→ What is asked: Your task is to print every entry below exactly as given.

#### Records to use

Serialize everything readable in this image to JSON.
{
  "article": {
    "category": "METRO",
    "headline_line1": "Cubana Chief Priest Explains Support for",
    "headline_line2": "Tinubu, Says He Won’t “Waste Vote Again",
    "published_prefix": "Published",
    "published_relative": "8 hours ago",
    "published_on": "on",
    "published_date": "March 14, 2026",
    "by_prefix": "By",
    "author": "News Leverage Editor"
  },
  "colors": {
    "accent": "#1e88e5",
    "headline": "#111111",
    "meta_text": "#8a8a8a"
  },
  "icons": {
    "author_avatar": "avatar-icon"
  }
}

########

→ Solution to this task:
Serialize everything readable in this image to JSON.
{
  "article": {
    "category": "METRO",
    "headline_line1": "Cubana Chief Priest Explains Support for",
    "headline_line2": "Tinubu, Says He Won’t “Waste Vote Again",
    "published_prefix": "Published",
    "published_relative": "8 hours ago",
    "published_on": "on",
    "published_date": "March 14, 2026",
    "by_prefix": "By",
    "author": "News Leverage Editor"
  },
  "colors": {
    "accent": "#1e88e5",
    "headline": "#111111",
    "meta_text": "#8a8a8a"
  },
  "icons": {
    "author_avatar": "avatar-icon"
  }
}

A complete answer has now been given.